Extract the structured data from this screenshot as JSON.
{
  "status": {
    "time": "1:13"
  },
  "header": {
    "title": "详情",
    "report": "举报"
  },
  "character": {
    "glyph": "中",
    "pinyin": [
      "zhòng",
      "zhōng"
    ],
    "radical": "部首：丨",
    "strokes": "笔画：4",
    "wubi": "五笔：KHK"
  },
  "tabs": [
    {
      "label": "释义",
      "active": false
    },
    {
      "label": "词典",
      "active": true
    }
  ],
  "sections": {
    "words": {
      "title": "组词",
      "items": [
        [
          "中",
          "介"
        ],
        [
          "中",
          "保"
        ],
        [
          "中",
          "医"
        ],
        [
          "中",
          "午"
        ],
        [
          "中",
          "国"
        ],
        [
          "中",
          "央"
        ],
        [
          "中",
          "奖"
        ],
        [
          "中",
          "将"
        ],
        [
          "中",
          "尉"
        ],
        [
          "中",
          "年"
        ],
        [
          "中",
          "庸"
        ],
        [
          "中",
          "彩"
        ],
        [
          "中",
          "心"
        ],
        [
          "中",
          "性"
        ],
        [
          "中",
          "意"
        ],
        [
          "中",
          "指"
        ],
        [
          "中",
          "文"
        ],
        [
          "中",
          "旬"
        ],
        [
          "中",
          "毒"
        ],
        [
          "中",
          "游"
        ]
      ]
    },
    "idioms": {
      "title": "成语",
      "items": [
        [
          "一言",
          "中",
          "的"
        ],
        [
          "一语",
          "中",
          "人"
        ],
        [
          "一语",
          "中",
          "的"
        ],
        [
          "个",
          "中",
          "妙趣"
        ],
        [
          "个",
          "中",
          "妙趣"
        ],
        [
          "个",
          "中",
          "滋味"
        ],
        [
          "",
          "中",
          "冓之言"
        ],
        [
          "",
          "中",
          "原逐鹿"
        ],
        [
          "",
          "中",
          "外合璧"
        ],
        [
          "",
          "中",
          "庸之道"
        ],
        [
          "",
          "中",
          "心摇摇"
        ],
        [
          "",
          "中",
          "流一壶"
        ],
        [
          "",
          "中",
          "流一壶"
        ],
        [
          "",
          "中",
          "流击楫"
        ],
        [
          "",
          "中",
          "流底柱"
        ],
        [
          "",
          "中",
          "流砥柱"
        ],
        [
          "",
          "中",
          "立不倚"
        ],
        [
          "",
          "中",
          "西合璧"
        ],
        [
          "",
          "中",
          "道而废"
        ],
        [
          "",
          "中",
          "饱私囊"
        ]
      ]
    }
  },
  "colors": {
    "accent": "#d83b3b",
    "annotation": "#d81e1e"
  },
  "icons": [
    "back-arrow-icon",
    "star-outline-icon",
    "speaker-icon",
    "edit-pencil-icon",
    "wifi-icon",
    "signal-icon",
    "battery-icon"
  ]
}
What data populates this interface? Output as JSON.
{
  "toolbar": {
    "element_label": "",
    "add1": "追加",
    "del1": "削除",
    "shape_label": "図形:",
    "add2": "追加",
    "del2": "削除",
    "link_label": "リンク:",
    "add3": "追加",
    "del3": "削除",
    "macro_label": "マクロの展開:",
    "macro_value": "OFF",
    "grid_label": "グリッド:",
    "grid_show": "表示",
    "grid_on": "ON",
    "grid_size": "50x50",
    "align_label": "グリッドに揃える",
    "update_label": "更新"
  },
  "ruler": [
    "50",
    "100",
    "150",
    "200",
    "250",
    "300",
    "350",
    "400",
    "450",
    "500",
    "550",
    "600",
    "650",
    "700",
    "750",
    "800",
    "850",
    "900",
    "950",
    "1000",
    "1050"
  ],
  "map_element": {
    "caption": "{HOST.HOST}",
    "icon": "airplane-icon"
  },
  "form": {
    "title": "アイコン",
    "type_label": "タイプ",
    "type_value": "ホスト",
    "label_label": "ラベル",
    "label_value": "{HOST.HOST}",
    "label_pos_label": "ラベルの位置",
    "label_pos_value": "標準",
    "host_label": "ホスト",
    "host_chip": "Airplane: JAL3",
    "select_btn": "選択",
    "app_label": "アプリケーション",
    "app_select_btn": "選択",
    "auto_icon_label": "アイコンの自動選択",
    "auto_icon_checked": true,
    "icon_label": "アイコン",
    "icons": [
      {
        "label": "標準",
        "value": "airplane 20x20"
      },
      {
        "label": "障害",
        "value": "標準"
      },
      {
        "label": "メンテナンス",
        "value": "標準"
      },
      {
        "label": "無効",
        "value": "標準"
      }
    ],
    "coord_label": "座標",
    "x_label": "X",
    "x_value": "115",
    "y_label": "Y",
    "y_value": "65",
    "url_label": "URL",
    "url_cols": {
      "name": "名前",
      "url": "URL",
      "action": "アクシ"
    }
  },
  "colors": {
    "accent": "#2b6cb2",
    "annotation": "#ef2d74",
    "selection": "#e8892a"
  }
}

Given exercise: Copy out every line where the word "data" occurs.

The reply:
Extract the structured data from this screenshot as JSON.
What data populates this interface? Output as JSON.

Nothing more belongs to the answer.